§ **Tarefas obrigatórias**:
- a) Responda a estas perguntas sobre o texto:
(i) Em que caso não é necessária a revisão de uma decisão estrangeira?
(ii) Perante que autoridade pública declaram os interessados a constituição da união estável?
(iii) Que páginas se citam da obra de Luís de Lima Pinheiro?
- b) Imprima sem qualquer alteração as linhas das entradas, desde a linha que contém "more-button[interactable]: ··· [12, 514, 48, 550]" até à linha que contém "collections-label: Collections ?", incluindo esta última.

====== Secção de texto

Como fundamentos para esta decisão enunciou-se que o art. 978 do Código Civil determina que “ 1.  Sem prejuízo do que se ache estabelecido em tratados, convenções, regulamentos da União Europeia e leis especiais, nenhuma decisão sobre direitos privados, proferida por tribunal estrangeiro, tem eficácia em Portugal, seja qual for a nacionalidade das partes, sem estar revista e confirmada.

2.  Não é necessária a revisão quando a decisão seja invocada em processo pendente nos tribunais portugueses, como simples meio de prova sujeito à apreciação de quem haja de julgar a causa”. E com base neste preceito o conceito de decisão sobre direitos privados, proferida por tribunal estrangeiro, deve interpretar-se no sentido de designar “tão somente a decisão revestida de força de ‘caso julgado’ que recaia sobre ‘direitos privados’, isto é, sobre matéria civil e comercial” - cfr. António Marques dos Santos, “Revisão e confirmação de sentenças estrangeiras no novo Código de Processo Civil de 1997 (alterações ao regime anterior)”, cit., pág. 105.

De acordo com esta exigência a escritura pública declaratória de união estável não contém uma decisão; nas escrituras públicas declaratórias de união estável os interessados declaram perante uma autoridade pública (perante um tabelião) constituição de um vínculo análogo ao vínculo conjugal. Por outro lado, nestas escrituras públicas declaratórias de união estável o tabelião nada decide — simplesmente, atesta, constata ou certifica as declarações emitidas pelos interessados

No que se refere ao segmento de saber se a escritura pública declaratória de união estável está revestida de força de caso julgado, o critério consensualmente adotado na interpretação do art. 978 do Código de Processo Civil é o de que “[a] sentença faz caso julgado quando a decisão nela contida se torna imodificável, impedindo que o mesmo ou outro tribunal, ou qualquer outra autoridade, possa definir em termos diferentes a situação jurídica” - cfr. Luís de Lima Pinheiro, “Regime interno de reconhecimento de decisões judiciais estrangeiras”, págs. 567-568. Estando em causa uma escritura pública, deverá, por isso, averiguar-se : se a escritura pública declaratória de união estável define a situação jurídica e se a escritura pública declaratória de união estável define a situação jurídica em termos comparáveis a uma sentença declaratória de união estável transitada em julgado.

============
====== Entradas listadas

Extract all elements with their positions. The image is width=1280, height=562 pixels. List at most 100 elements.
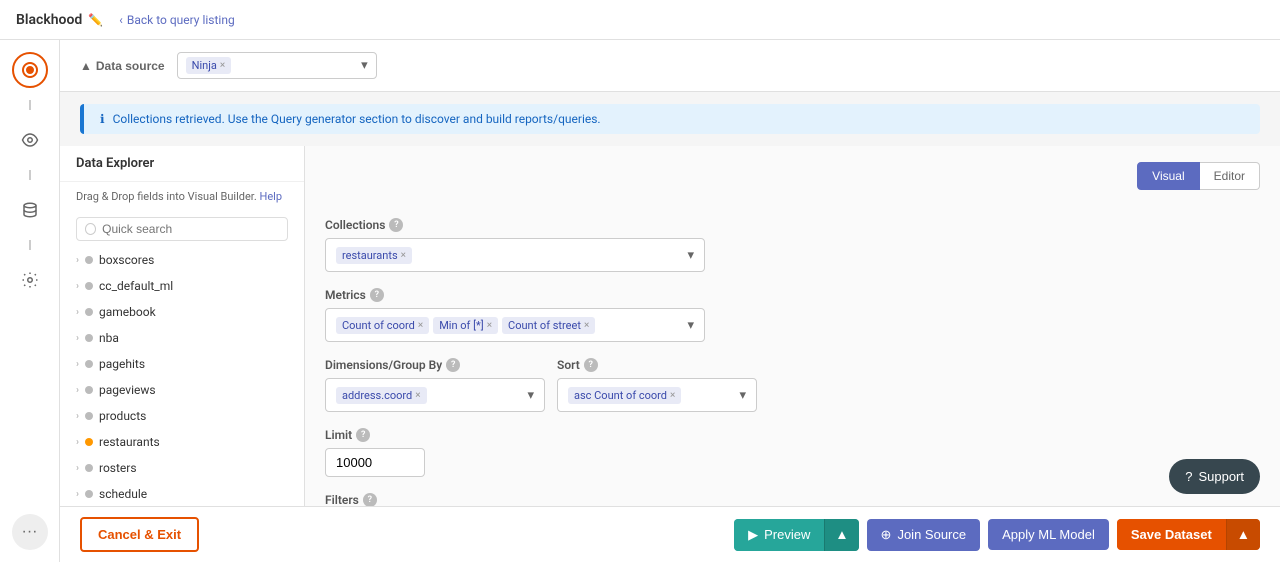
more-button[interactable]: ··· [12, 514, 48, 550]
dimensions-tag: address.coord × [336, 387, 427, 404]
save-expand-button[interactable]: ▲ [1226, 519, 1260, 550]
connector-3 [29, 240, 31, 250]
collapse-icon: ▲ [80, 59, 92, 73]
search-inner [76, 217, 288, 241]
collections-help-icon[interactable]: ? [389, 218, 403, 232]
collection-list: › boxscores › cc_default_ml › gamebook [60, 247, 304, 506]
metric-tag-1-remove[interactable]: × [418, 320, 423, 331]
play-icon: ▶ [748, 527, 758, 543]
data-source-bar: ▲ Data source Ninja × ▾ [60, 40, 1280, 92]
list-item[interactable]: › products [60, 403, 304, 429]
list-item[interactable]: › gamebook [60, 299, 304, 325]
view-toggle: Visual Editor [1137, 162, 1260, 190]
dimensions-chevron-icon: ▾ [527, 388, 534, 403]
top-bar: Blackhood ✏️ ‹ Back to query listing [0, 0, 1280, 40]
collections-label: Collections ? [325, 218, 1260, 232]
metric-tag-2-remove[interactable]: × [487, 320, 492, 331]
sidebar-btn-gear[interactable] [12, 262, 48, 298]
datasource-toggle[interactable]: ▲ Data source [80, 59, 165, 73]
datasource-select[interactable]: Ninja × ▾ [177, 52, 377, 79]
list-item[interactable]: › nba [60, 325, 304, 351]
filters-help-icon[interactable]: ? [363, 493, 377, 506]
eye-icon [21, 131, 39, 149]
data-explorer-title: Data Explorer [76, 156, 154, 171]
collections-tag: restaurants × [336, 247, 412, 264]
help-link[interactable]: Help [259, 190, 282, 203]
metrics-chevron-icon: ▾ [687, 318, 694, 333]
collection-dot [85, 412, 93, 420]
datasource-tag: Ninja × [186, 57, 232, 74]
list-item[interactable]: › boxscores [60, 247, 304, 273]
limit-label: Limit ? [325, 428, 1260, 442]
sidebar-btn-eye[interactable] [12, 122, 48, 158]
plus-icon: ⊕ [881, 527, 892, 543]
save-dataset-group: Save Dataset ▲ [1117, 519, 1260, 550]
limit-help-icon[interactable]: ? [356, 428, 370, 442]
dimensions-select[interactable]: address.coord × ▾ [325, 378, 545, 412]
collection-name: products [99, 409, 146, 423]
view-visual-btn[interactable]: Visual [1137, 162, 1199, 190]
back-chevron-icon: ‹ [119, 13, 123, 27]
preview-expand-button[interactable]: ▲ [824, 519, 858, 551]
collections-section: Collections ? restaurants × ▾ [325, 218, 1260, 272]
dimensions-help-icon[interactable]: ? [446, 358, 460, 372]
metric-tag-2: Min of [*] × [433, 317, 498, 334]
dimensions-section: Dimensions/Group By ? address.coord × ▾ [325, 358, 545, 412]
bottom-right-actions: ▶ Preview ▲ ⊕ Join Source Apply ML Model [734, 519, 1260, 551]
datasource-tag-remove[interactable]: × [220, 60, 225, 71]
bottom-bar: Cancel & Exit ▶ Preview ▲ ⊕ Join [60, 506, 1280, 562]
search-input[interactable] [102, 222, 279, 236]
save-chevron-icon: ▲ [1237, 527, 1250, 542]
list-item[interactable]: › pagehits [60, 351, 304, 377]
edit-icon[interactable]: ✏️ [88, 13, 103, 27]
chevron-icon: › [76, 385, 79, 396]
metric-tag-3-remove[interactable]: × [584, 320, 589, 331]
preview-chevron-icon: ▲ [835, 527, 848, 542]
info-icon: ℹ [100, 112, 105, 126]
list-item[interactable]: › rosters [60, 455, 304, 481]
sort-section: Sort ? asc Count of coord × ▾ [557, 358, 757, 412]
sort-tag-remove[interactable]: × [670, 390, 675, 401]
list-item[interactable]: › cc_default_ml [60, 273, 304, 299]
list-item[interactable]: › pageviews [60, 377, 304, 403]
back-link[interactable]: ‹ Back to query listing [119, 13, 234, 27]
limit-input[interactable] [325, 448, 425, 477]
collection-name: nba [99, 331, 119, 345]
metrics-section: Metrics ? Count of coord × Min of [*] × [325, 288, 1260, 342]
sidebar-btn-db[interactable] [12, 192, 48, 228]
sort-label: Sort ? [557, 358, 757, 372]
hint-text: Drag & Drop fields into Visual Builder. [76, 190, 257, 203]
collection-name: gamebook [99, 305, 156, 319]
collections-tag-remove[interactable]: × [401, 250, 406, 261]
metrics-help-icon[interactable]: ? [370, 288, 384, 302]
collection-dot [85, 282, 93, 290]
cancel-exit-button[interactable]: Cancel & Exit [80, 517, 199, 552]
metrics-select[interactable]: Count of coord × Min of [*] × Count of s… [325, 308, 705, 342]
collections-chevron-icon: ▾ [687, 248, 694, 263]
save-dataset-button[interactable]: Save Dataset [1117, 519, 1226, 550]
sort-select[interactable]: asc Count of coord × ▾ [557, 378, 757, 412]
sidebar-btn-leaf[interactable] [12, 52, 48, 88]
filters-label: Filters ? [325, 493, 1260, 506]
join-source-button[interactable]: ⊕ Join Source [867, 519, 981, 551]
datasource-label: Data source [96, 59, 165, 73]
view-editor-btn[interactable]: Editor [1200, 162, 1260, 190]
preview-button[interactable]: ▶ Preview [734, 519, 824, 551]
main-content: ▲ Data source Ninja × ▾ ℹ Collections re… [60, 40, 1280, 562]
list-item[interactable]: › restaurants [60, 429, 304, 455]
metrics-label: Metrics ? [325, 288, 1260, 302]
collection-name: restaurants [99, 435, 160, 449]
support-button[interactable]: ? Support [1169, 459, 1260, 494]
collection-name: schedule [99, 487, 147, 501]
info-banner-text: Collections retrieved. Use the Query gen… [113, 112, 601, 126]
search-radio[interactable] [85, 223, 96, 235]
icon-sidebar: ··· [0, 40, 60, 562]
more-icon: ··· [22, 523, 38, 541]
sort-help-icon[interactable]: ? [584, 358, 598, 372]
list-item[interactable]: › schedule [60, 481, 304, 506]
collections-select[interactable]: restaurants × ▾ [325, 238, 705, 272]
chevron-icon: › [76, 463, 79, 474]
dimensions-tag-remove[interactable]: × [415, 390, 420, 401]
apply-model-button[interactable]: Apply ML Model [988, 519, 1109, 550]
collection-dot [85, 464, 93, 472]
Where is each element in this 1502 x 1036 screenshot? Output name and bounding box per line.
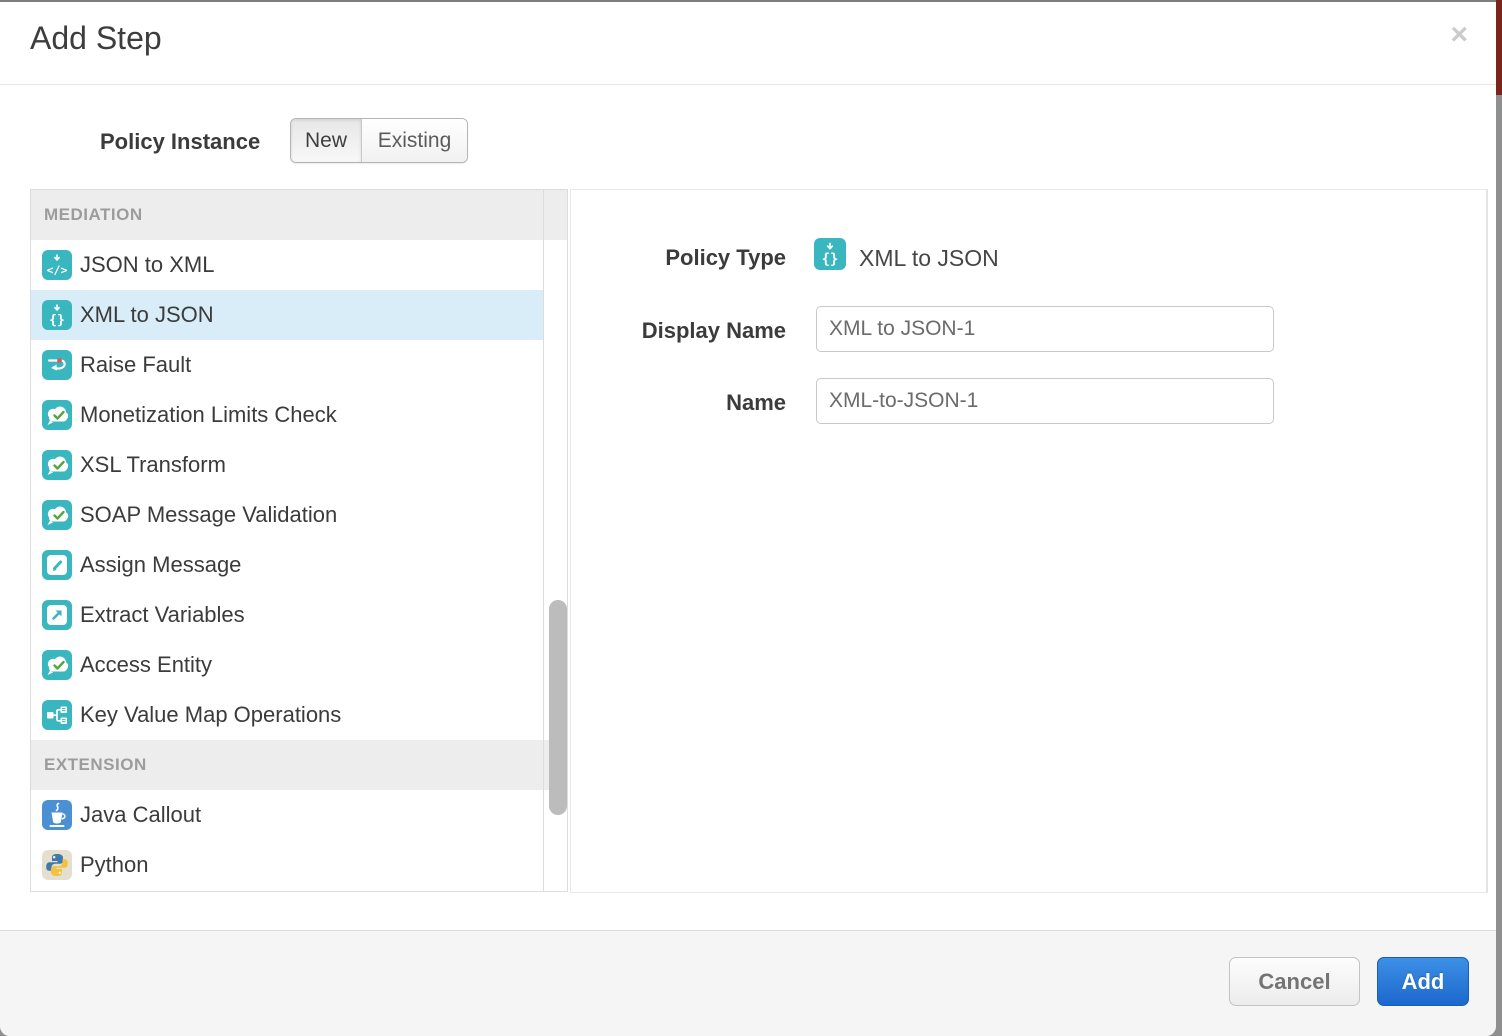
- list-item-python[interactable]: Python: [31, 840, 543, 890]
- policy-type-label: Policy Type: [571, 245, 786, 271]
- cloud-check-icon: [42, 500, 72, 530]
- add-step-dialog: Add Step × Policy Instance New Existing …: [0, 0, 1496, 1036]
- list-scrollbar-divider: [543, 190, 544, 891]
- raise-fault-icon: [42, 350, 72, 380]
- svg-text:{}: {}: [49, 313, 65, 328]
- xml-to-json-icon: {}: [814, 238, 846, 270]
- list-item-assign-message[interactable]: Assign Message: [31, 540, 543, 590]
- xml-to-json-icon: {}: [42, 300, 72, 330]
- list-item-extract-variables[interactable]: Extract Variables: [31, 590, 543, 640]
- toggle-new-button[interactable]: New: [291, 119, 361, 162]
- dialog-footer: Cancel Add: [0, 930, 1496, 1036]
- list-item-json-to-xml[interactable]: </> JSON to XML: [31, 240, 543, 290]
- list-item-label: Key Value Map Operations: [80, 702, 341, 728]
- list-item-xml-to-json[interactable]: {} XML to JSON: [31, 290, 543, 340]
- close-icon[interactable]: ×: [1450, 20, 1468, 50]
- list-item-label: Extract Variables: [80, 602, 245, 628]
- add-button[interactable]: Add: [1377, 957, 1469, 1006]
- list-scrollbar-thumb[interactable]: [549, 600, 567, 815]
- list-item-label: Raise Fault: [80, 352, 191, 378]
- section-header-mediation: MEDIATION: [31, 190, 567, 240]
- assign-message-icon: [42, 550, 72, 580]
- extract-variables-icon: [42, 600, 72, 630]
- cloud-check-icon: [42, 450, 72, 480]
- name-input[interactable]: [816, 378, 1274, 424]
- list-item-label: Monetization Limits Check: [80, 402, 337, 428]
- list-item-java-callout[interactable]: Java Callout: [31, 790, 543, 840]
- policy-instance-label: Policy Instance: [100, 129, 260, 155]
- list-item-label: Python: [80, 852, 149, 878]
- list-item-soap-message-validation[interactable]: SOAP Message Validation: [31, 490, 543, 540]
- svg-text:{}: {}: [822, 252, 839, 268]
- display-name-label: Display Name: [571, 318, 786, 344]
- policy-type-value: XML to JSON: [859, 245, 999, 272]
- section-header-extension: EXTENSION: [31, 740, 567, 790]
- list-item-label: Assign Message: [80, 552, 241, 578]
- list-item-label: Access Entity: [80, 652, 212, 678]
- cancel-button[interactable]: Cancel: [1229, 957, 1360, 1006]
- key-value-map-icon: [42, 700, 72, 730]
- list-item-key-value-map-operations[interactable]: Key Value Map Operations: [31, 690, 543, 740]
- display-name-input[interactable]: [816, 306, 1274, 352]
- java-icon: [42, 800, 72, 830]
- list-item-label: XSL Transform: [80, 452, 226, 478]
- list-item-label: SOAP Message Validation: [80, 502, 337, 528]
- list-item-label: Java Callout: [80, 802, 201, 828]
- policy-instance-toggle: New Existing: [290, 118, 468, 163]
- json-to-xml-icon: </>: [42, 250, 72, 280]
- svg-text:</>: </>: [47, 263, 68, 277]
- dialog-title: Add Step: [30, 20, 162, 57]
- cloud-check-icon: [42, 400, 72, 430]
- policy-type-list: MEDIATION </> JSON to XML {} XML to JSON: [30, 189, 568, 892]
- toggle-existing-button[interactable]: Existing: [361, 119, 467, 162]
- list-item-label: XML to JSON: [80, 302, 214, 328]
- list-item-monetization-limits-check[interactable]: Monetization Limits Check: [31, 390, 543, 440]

============

§ **As respostas**:
- a)
(i) Quando a decisão seja invocada em processo pendente nos tribunais portugueses, como simples meio de prova sujeito à apreciação de quem haja de julgar a causa.
(ii) Perante um tabelião.
(iii) As págs. 567-568.

- b)
more-button[interactable]: ··· [12, 514, 48, 550]
dimensions-tag: address.coord × [336, 387, 427, 404]
save-expand-button[interactable]: ▲ [1226, 519, 1260, 550]
connector-3 [29, 240, 31, 250]
collapse-icon: ▲ [80, 59, 92, 73]
search-inner [76, 217, 288, 241]
collections-help-icon[interactable]: ? [389, 218, 403, 232]
collection-list: › boxscores › cc_default_ml › gamebook [60, 247, 304, 506]
metric-tag-1-remove[interactable]: × [418, 320, 423, 331]
play-icon: ▶ [748, 527, 758, 543]
data-source-bar: ▲ Data source Ninja × ▾ [60, 40, 1280, 92]
list-item[interactable]: › products [60, 403, 304, 429]
list-item[interactable]: › gamebook [60, 299, 304, 325]
view-toggle: Visual Editor [1137, 162, 1260, 190]
dimensions-chevron-icon: ▾ [527, 388, 534, 403]
top-bar: Blackhood ✏️ ‹ Back to query listing [0, 0, 1280, 40]
collections-label: Collections ? [325, 218, 1260, 232]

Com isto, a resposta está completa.